Written tasks:
A) Decide whether each statement below agrees with the passage on democratic revolutions. For each, answer yes or no and quote the words of the passage that settle it. (i) The passage places the democratic revolutions within the past four hundred years. (ii) The passage treats democracy as first and foremost a matter of free elections. (iii) The passage blames the historic limitation of the democratic project entirely on the marketplace.
B) Resume the passage on democratic revolutions after its last sentence.

Document section:
Throughout most of human history the organization of society has been regarded as an integral part of
the natural order: something fixed eternally, as it were, by the mandate of heaven. The democratic
revolutions of the past four hundred years mark the realization that the organization of human society
is, immediately at least, a human product, and that human beings can, through rational, collective
action, reorganize human society in much the same manner that they can reorganize any other form of
matter. The democratic revolution as a moment in the development of human organizational capacities
thus has little or nothing to do with free elections or with respect for "human rights" as understood by
certain tendencies within the liberal tradition. Democracy is, first and foremost, a matter of humanity's
developing capacity to reorganize its own social structures in such a manner as to catalyze the most
rapid possible development of human social capacities.
The historic limitation of the democratic project has been precisely its inability to advance from formal
to substantive democratic forms. This tendency is partially a result of the constraints imposed by the
mediation of social relations by the marketplace. But it is also, partly a limitation of the democratic
mode of political organization itself, which reorganizes human society in order to serve the purposes
of its members (just as the industrial mode of production reorganizations nature in order to serve human
purposes generally) rather than reorganizing it in order to increase its objective level of organization,
and thus its productivity, power, knowledge, spirituality, etc.

Dataset extract:
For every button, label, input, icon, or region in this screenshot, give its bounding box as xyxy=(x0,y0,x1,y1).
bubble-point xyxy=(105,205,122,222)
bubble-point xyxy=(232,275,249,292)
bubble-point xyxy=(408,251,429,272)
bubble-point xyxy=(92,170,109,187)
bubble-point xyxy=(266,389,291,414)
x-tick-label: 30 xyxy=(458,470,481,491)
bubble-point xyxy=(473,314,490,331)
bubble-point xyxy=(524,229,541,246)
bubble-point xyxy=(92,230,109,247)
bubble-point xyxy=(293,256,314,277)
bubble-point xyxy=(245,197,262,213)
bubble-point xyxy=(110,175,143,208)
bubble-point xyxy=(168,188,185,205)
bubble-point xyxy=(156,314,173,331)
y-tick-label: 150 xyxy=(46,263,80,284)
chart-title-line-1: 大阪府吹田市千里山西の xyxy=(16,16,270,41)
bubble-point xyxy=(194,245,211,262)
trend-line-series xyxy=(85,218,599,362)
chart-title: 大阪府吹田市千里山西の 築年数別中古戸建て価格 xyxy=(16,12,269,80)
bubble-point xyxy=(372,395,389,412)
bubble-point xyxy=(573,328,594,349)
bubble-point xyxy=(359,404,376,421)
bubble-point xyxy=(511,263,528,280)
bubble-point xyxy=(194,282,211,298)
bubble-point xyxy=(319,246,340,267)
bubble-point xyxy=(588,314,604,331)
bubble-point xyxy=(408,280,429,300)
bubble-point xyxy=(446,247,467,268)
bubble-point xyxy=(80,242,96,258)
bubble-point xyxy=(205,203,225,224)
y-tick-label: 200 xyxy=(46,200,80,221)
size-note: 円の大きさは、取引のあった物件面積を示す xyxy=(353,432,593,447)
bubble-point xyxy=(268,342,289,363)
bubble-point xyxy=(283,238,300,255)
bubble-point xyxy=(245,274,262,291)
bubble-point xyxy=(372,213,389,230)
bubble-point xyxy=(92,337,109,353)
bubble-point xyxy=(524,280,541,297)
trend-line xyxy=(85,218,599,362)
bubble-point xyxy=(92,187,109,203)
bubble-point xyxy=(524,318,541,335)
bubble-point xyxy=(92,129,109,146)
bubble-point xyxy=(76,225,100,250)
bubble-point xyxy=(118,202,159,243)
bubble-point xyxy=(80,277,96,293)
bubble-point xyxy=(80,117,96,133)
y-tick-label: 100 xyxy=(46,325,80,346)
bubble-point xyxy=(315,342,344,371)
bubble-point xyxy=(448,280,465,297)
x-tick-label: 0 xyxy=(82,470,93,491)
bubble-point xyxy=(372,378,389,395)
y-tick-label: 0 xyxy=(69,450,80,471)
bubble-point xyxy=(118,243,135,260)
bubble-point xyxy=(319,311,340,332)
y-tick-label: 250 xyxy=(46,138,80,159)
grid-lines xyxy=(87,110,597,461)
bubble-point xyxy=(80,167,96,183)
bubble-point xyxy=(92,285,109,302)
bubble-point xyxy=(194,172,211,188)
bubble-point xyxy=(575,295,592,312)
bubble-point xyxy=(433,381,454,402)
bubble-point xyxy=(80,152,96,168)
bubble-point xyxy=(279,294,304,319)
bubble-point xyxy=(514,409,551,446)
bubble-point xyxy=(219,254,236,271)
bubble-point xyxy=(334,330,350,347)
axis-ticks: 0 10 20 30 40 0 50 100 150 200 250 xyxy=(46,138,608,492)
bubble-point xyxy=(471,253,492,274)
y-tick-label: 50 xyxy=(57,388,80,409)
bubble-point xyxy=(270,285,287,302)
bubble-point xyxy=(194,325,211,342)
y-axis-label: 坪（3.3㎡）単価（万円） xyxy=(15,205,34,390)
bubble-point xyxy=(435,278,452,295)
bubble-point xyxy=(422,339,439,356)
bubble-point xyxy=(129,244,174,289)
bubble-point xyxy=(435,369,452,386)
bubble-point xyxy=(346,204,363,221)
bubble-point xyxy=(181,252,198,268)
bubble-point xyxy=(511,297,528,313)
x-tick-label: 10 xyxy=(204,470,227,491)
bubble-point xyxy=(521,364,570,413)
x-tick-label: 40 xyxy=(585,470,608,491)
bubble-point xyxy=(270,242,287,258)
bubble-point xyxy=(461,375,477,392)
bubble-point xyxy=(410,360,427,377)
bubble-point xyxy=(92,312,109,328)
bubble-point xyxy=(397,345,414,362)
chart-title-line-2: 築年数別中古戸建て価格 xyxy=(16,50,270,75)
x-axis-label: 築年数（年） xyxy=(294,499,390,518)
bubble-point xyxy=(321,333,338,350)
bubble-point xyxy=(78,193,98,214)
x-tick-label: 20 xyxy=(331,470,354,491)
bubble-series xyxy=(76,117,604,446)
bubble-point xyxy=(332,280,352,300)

Answers for the exercise:
A)
(i) Yes: "The democratic revolutions of the past four hundred years"
(ii) No: "Democracy is, first and foremost, a matter of humanity's developing capacity to reorganize its own social structures"
(iii) No: "This tendency is partially a result of the constraints imposed by the mediation of social relations by the marketplace."

B)
The scientific revolution was at once a precondition for and a product of the industrial and democratic
revolutions. It is only on the basis of a rational understanding of the organization of matter that we are
able to reorganize it in the systematic, rationally manner which characterizes industrial production and
democratic revolutionary politics. At the same time, it is precisely the sort of engagement in
reorganizing the world which provides both the occasion of insights into the organization of matter and
the opportunity to test out new theories in practice.
What science does is to use various tools (experiments, concepts) to break human experience down into
its component parts, and thus determine the precise character of the relationships between various
phenomena. In this way scientific theory, without ever being a copy or representation of the real world,
provides us with a real grasp of the organization of matter, or what is the same thing of matter itself
(which is simply various levels of development of the cosmic organizing process). Science, that is,
provides the knowledge we need to reorganize matter in accord with a rational plan (Bashkar 1989).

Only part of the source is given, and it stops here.